» **EXERCISE DIRECTIONS**
Copy every line from the records below that holds the word "working".

(Data records)
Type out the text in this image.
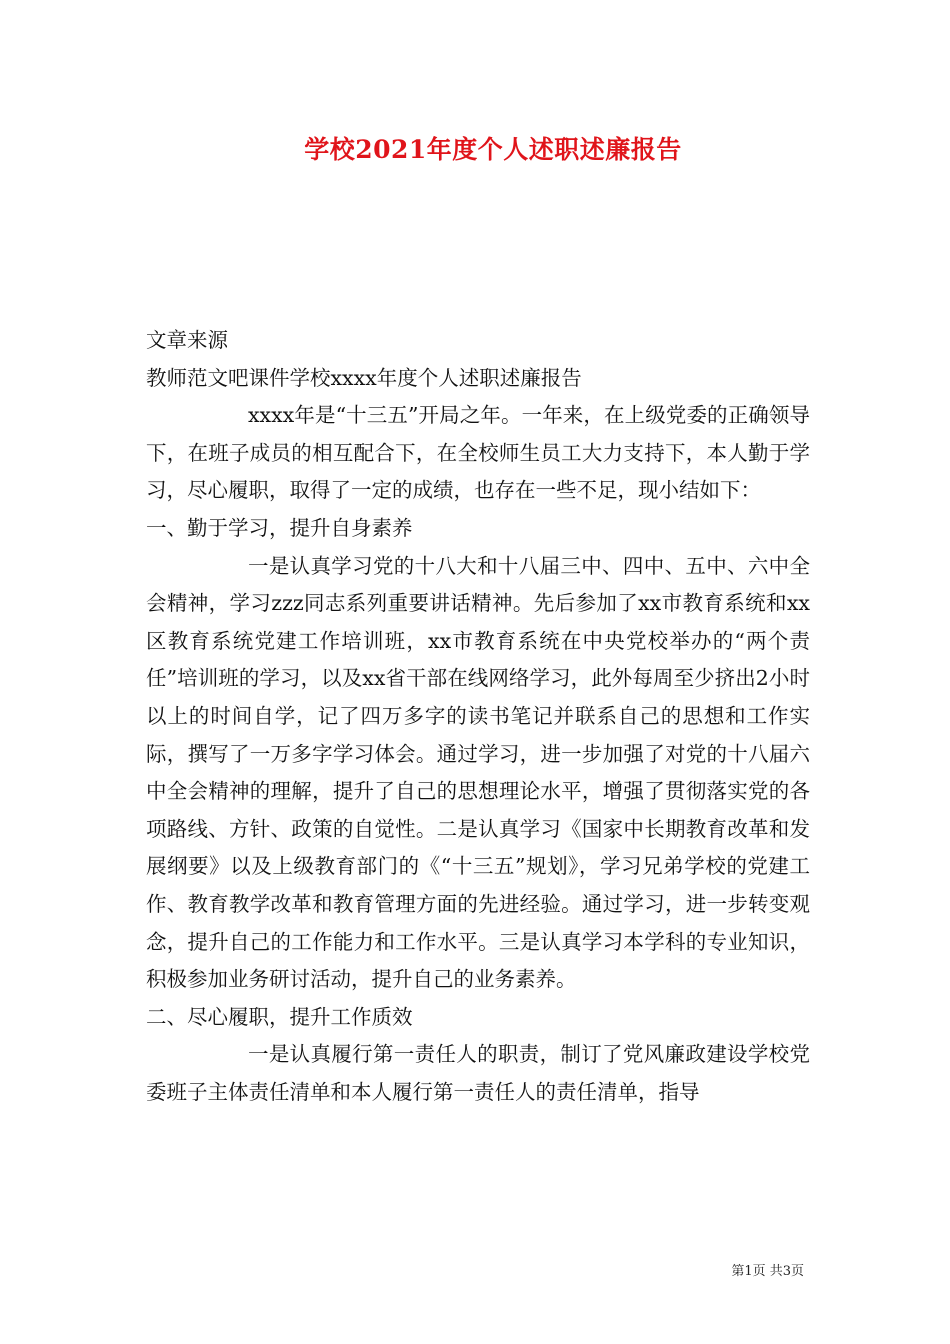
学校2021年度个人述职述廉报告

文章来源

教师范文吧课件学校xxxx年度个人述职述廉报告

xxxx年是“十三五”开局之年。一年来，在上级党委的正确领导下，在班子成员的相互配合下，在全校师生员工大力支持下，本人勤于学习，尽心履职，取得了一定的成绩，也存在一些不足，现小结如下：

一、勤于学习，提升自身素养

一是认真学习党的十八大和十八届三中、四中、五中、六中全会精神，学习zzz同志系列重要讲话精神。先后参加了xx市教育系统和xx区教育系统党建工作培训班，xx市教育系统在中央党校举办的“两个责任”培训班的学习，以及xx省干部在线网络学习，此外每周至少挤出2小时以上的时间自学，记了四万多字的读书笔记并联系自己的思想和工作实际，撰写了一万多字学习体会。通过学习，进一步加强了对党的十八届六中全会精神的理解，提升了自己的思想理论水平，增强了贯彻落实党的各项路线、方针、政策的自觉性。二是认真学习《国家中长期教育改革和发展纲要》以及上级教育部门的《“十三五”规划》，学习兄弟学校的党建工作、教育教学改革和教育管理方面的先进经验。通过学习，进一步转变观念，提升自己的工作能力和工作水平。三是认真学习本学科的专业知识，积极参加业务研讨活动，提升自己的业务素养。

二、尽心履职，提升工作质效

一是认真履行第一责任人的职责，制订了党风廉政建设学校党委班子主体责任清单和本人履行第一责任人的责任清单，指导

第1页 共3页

* * *

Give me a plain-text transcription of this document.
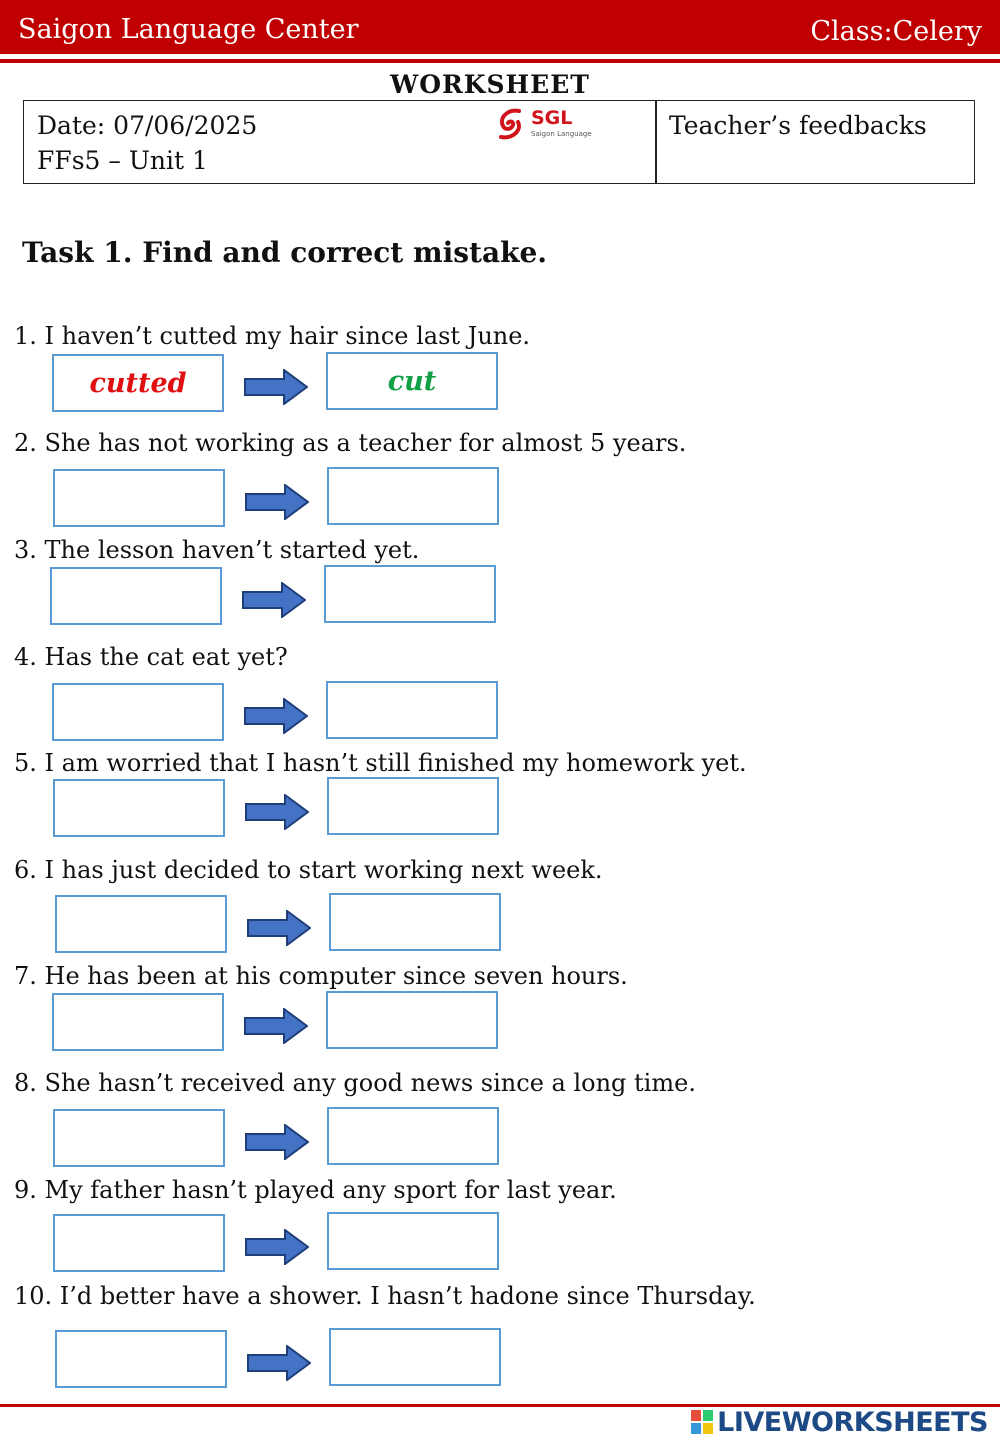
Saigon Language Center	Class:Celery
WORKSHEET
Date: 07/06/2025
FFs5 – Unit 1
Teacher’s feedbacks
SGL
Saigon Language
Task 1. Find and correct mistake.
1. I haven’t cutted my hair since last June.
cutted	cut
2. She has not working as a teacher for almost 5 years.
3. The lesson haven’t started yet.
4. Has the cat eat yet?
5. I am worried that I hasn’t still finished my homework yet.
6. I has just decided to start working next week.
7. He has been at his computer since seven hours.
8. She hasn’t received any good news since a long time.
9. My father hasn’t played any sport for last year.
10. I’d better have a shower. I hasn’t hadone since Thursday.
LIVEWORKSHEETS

» **SOLUTION BELOW**
2. She has not working as a teacher for almost 5 years.
6. I has just decided to start working next week.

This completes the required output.